### Work to be completed
Write out each item below word for word, but leave the pictures out.
--- Entries supplied ---
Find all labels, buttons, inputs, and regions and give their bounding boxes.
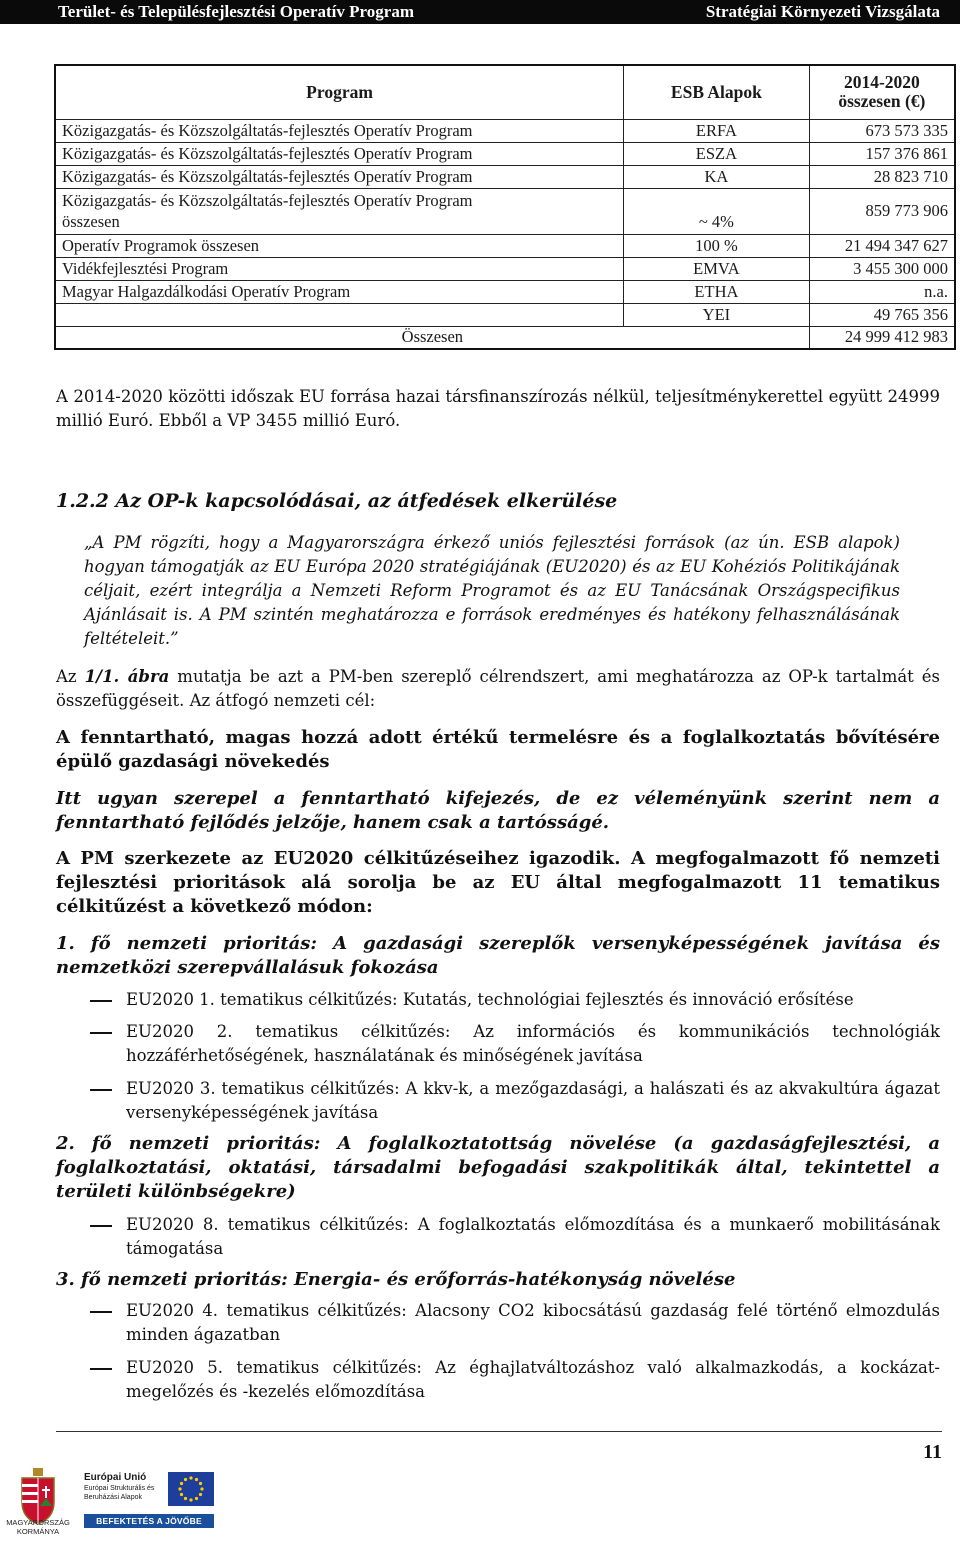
- list-item-text: EU2020 2. tematikus célkitűzés: Az információs és kommunikációs technológiák hozzáférhetőségének, használatának és minőségének javítása: [126, 1022, 940, 1065]
- page-number: 11: [923, 1441, 942, 1463]
- cell-program: [55, 188, 624, 234]
- col-total-line2: összesen (€): [838, 91, 926, 112]
- table-row: [55, 234, 955, 257]
- cell-esb: ESZA: [624, 142, 810, 165]
- cell-total: 3 455 300 000: [809, 257, 955, 280]
- funding-table: [54, 64, 956, 350]
- eu-banner: BEFEKTETÉS A JÖVŐBE: [84, 1514, 214, 1528]
- cell-program: Közigazgatás- és Közszolgáltatás-fejlesztés Operatív Program: [55, 119, 624, 142]
- header-subtitle: Stratégiai Környezeti Vizsgálata: [705, 2, 940, 21]
- list-item-text: EU2020 1. tematikus célkitűzés: Kutatás, technológiai fejlesztés és innováció erősítése: [126, 990, 854, 1009]
- cell-total: 859 773 906: [809, 188, 955, 234]
- cell-total: 673 573 335: [809, 119, 955, 142]
- cell-total: 28 823 710: [809, 165, 955, 188]
- cell-esb: ETHA: [624, 280, 810, 303]
- cell-total: 157 376 861: [809, 142, 955, 165]
- national-goal: A fenntartható, magas hozzá adott értékű termelésre és a foglalkoztatás bővítésére épülő gazdasági növekedés: [56, 727, 940, 772]
- priority-1-title: 1. fő nemzeti prioritás: A gazdasági szereplők versenyképességének javítása és nemzetközi szerepvállalásuk fokozása: [56, 933, 940, 978]
- figure-text-2: mutatja be azt a PM-ben szereplő célrendszert, ami meghatározza az OP-k tartalmát és összefüggéseit. Az átfogó nemzeti cél:: [56, 667, 940, 710]
- list-item: [126, 1299, 940, 1347]
- figure-text-1: Az: [56, 667, 85, 686]
- structure-paragraph: A PM szerkezete az EU2020 célkitűzéseihez igazodik. A megfogalmazott fő nemzeti fejlesztési prioritások alá sorolja be az EU által megfogalmazott 11 tematikus célkitűzést a következő módon:: [56, 848, 940, 917]
- section-number: 1.2.2: [56, 490, 109, 512]
- cell-esb: EMVA: [624, 257, 810, 280]
- cell-esb: 100 %: [624, 234, 810, 257]
- eu-flag-icon: [168, 1472, 214, 1506]
- quote-paragraph: „A PM rögzíti, hogy a Magyarországra érkező uniós fejlesztési források (az ún. ESB alapok) hogyan támogatják az EU Európa 2020 stratégiájának (EU2020) és az EU Kohéziós Politikájának céljait, ezért integrálja a Nemzeti Reform Programot és az EU Tanácsának Országspecifikus Ajánlásait is. A PM szintén meghatározza e források eredményes és hatékony felhasználásának feltételeit.”: [84, 533, 900, 648]
- cell-esb: ERFA: [624, 119, 810, 142]
- page-header: [0, 0, 960, 24]
- dash-bullet: [90, 1077, 112, 1091]
- table-header-row: [55, 65, 955, 119]
- cell-program: Közigazgatás- és Közszolgáltatás-fejlesztés Operatív Program: [55, 165, 624, 188]
- eu-subtitle: Európai Strukturális és Beruházási Alapok: [84, 1485, 155, 1501]
- figure-ref-link[interactable]: 1/1. ábra: [84, 667, 170, 686]
- priority-3-title: 3. fő nemzeti prioritás: Energia- és erőforrás-hatékonyság növelése: [56, 1269, 736, 1290]
- cell-total: 21 494 347 627: [809, 234, 955, 257]
- list-item-text: EU2020 5. tematikus célkitűzés: Az éghajlatváltozáshoz való alkalmazkodás, a kockázat-megelőzés és -kezelés előmozdítása: [126, 1358, 940, 1401]
- table-row: [55, 142, 955, 165]
- dash-bullet: [90, 1299, 112, 1313]
- col-esb: ESB Alapok: [624, 65, 810, 119]
- table-row: [55, 119, 955, 142]
- cell-program: Operatív Programok összesen: [55, 234, 624, 257]
- cell-program: Közigazgatás- és Közszolgáltatás-fejlesztés Operatív Program: [55, 142, 624, 165]
- list-item: [126, 1356, 940, 1404]
- list-item: [126, 1213, 940, 1261]
- cell-total: n.a.: [809, 280, 955, 303]
- intro-paragraph: A 2014-2020 közötti időszak EU forrása hazai társfinanszírozás nélkül, teljesítménykerettel együtt 24999 millió Euró. Ebből a VP 3455 millió Euró.: [56, 387, 940, 430]
- dash-bullet: [90, 1356, 112, 1370]
- section-heading: [56, 490, 617, 512]
- table-row: [55, 303, 955, 326]
- header-title: Terület- és Településfejlesztési Operatív Program: [58, 2, 414, 21]
- footer-divider: [56, 1431, 942, 1432]
- priority-2-title: 2. fő nemzeti prioritás: A foglalkoztatottság növelése (a gazdaságfejlesztési, a foglalkoztatási, oktatási, társadalmi befogadási szakpolitikák által, tekintettel a területi különbségekre): [56, 1133, 940, 1202]
- list-item-text: EU2020 8. tematikus célkitűzés: A foglalkoztatás előmozdítása és a munkaerő mobilitásának támogatása: [126, 1215, 940, 1258]
- dash-bullet: [90, 1020, 112, 1034]
- dash-bullet: [90, 1213, 112, 1227]
- list-item-text: EU2020 3. tematikus célkitűzés: A kkv-k, a mezőgazdasági, a halászati és az akvakultúra ágazat versenyképességének javítása: [126, 1079, 940, 1122]
- cell-program: Vidékfejlesztési Program: [55, 257, 624, 280]
- cell-esb: YEI: [624, 303, 810, 326]
- col-total-line1: 2014-2020: [843, 72, 920, 93]
- list-item: [126, 1020, 940, 1068]
- list-item-text: EU2020 4. tematikus célkitűzés: Alacsony CO2 kibocsátású gazdaság felé történő elmozdulás minden ágazatban: [126, 1301, 940, 1344]
- figure-paragraph: [56, 665, 940, 713]
- cell-program: [55, 303, 624, 326]
- table-row: [55, 257, 955, 280]
- col-total: [809, 65, 955, 119]
- table-row-grand-total: [55, 326, 955, 349]
- table-row: [55, 280, 955, 303]
- list-item: [126, 988, 940, 1012]
- section-title: Az OP-k kapcsolódásai, az átfedések elkerülése: [115, 490, 618, 512]
- table-row: [55, 165, 955, 188]
- eu-title: Európai Unió: [84, 1472, 147, 1483]
- cell-esb: KA: [624, 165, 810, 188]
- table-row-subtotal: [55, 188, 955, 234]
- cell-program-line1: Közigazgatás- és Közszolgáltatás-fejlesztés Operatív Program: [62, 191, 473, 210]
- col-program: Program: [55, 65, 624, 119]
- list-item: [126, 1077, 940, 1125]
- cell-grand-label: Összesen: [55, 326, 809, 349]
- crest-caption: MAGYARORSZÁG KORMÁNYA: [6, 1518, 70, 1536]
- cell-program: Magyar Halgazdálkodási Operatív Program: [55, 280, 624, 303]
- cell-esb: ~ 4%: [624, 188, 810, 234]
- dash-bullet: [90, 988, 112, 1002]
- cell-program-line2: összesen: [62, 212, 120, 231]
- eu-logo-text: [84, 1472, 168, 1502]
- cell-grand-total: 24 999 412 983: [809, 326, 955, 349]
- cell-total: 49 765 356: [809, 303, 955, 326]
- comment-paragraph: Itt ugyan szerepel a fenntartható kifejezés, de ez véleményünk szerint nem a fenntartható fejlődés jelzője, hanem csak a tartósságé.: [56, 788, 940, 833]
---
### Final result
Find all labels, buttons, inputs, and regions and give their bounding boxes.
- list-item-text: EU2020 2. tematikus célkitűzés: Az információs és kommunikációs technológiák hozzáférhetőségének, használatának és minőségének javítása: [126, 1022, 940, 1065]
- page-number: 11: [923, 1441, 942, 1463]
- cell-program: [55, 188, 624, 234]
- col-total-line2: összesen (€): [838, 91, 926, 112]
- table-row: [55, 234, 955, 257]
- cell-esb: ESZA: [624, 142, 810, 165]
- cell-total: 3 455 300 000: [809, 257, 955, 280]
- funding-table: [54, 64, 956, 350]
- eu-banner: BEFEKTETÉS A JÖVŐBE: [84, 1514, 214, 1528]
- cell-program: Közigazgatás- és Közszolgáltatás-fejlesztés Operatív Program: [55, 119, 624, 142]
- header-subtitle: Stratégiai Környezeti Vizsgálata: [705, 2, 940, 21]
- list-item-text: EU2020 1. tematikus célkitűzés: Kutatás, technológiai fejlesztés és innováció erősítése: [126, 990, 854, 1009]
- cell-total: 859 773 906: [809, 188, 955, 234]
- cell-total: 673 573 335: [809, 119, 955, 142]
- cell-total: 28 823 710: [809, 165, 955, 188]
- cell-esb: ETHA: [624, 280, 810, 303]
- cell-total: 157 376 861: [809, 142, 955, 165]
- national-goal: A fenntartható, magas hozzá adott értékű termelésre és a foglalkoztatás bővítésére épülő gazdasági növekedés: [56, 727, 940, 772]
- priority-1-title: 1. fő nemzeti prioritás: A gazdasági szereplők versenyképességének javítása és nemzetközi szerepvállalásuk fokozása: [56, 933, 940, 978]
- figure-text-2: mutatja be azt a PM-ben szereplő célrendszert, ami meghatározza az OP-k tartalmát és összefüggéseit. Az átfogó nemzeti cél:: [56, 667, 940, 710]
- list-item: [126, 1299, 940, 1347]
- figure-text-1: Az: [56, 667, 85, 686]
- structure-paragraph: A PM szerkezete az EU2020 célkitűzéseihez igazodik. A megfogalmazott fő nemzeti fejlesztési prioritások alá sorolja be az EU által megfogalmazott 11 tematikus célkitűzést a következő módon:: [56, 848, 940, 917]
- section-number: 1.2.2: [56, 490, 109, 512]
- cell-esb: EMVA: [624, 257, 810, 280]
- cell-esb: 100 %: [624, 234, 810, 257]
- eu-flag-icon: [168, 1472, 214, 1506]
- quote-paragraph: „A PM rögzíti, hogy a Magyarországra érkező uniós fejlesztési források (az ún. ESB alapok) hogyan támogatják az EU Európa 2020 stratégiájának (EU2020) és az EU Kohéziós Politikájának céljait, ezért integrálja a Nemzeti Reform Programot és az EU Tanácsának Országspecifikus Ajánlásait is. A PM szintén meghatározza e források eredményes és hatékony felhasználásának feltételeit.”: [84, 533, 900, 648]
- cell-esb: ERFA: [624, 119, 810, 142]
- page-header: [0, 0, 960, 24]
- dash-bullet: [90, 1077, 112, 1091]
- table-header-row: [55, 65, 955, 119]
- cell-program: Közigazgatás- és Közszolgáltatás-fejlesztés Operatív Program: [55, 165, 624, 188]
- eu-subtitle: Európai Strukturális és Beruházási Alapok: [84, 1485, 155, 1501]
- figure-ref-link[interactable]: 1/1. ábra: [84, 667, 170, 686]
- priority-3-title: 3. fő nemzeti prioritás: Energia- és erőforrás-hatékonyság növelése: [56, 1269, 736, 1290]
- cell-total: 21 494 347 627: [809, 234, 955, 257]
- list-item-text: EU2020 5. tematikus célkitűzés: Az éghajlatváltozáshoz való alkalmazkodás, a kockázat-megelőzés és -kezelés előmozdítása: [126, 1358, 940, 1401]
- table-row: [55, 142, 955, 165]
- dash-bullet: [90, 1299, 112, 1313]
- col-esb: ESB Alapok: [624, 65, 810, 119]
- table-row: [55, 119, 955, 142]
- cell-program: Operatív Programok összesen: [55, 234, 624, 257]
- cell-program: Közigazgatás- és Közszolgáltatás-fejlesztés Operatív Program: [55, 142, 624, 165]
- list-item: [126, 1356, 940, 1404]
- list-item: [126, 1213, 940, 1261]
- cell-total: n.a.: [809, 280, 955, 303]
- intro-paragraph: A 2014-2020 közötti időszak EU forrása hazai társfinanszírozás nélkül, teljesítménykerettel együtt 24999 millió Euró. Ebből a VP 3455 millió Euró.: [56, 387, 940, 430]
- dash-bullet: [90, 1356, 112, 1370]
- section-heading: [56, 490, 617, 512]
- table-row: [55, 303, 955, 326]
- header-title: Terület- és Településfejlesztési Operatív Program: [58, 2, 414, 21]
- footer-divider: [56, 1431, 942, 1432]
- priority-2-title: 2. fő nemzeti prioritás: A foglalkoztatottság növelése (a gazdaságfejlesztési, a foglalkoztatási, oktatási, társadalmi befogadási szakpolitikák által, tekintettel a területi különbségekre): [56, 1133, 940, 1202]
- list-item-text: EU2020 8. tematikus célkitűzés: A foglalkoztatás előmozdítása és a munkaerő mobilitásának támogatása: [126, 1215, 940, 1258]
- dash-bullet: [90, 1020, 112, 1034]
- dash-bullet: [90, 1213, 112, 1227]
- list-item-text: EU2020 3. tematikus célkitűzés: A kkv-k, a mezőgazdasági, a halászati és az akvakultúra ágazat versenyképességének javítása: [126, 1079, 940, 1122]
- cell-program: Vidékfejlesztési Program: [55, 257, 624, 280]
- cell-esb: YEI: [624, 303, 810, 326]
- col-total-line1: 2014-2020: [843, 72, 920, 93]
- list-item: [126, 1020, 940, 1068]
- list-item-text: EU2020 4. tematikus célkitűzés: Alacsony CO2 kibocsátású gazdaság felé történő elmozdulás minden ágazatban: [126, 1301, 940, 1344]
- figure-paragraph: [56, 665, 940, 713]
- cell-program: [55, 303, 624, 326]
- table-row: [55, 257, 955, 280]
- col-total: [809, 65, 955, 119]
- table-row-grand-total: [55, 326, 955, 349]
- table-row: [55, 280, 955, 303]
- list-item: [126, 988, 940, 1012]
- section-title: Az OP-k kapcsolódásai, az átfedések elkerülése: [115, 490, 618, 512]
- table-row: [55, 165, 955, 188]
- eu-title: Európai Unió: [84, 1472, 147, 1483]
- cell-esb: KA: [624, 165, 810, 188]
- table-row-subtotal: [55, 188, 955, 234]
- cell-program-line1: Közigazgatás- és Közszolgáltatás-fejlesztés Operatív Program: [62, 191, 473, 210]
- col-program: Program: [55, 65, 624, 119]
- list-item: [126, 1077, 940, 1125]
- cell-grand-label: Összesen: [55, 326, 809, 349]
- crest-caption: MAGYARORSZÁG KORMÁNYA: [6, 1518, 70, 1536]
- cell-program: Magyar Halgazdálkodási Operatív Program: [55, 280, 624, 303]
- cell-esb: ~ 4%: [624, 188, 810, 234]
- dash-bullet: [90, 988, 112, 1002]
- cell-program-line2: összesen: [62, 212, 120, 231]
- eu-logo-text: [84, 1472, 168, 1502]
- cell-grand-total: 24 999 412 983: [809, 326, 955, 349]
- cell-total: 49 765 356: [809, 303, 955, 326]
- comment-paragraph: Itt ugyan szerepel a fenntartható kifejezés, de ez véleményünk szerint nem a fenntartható fejlődés jelzője, hanem csak a tartósságé.: [56, 788, 940, 833]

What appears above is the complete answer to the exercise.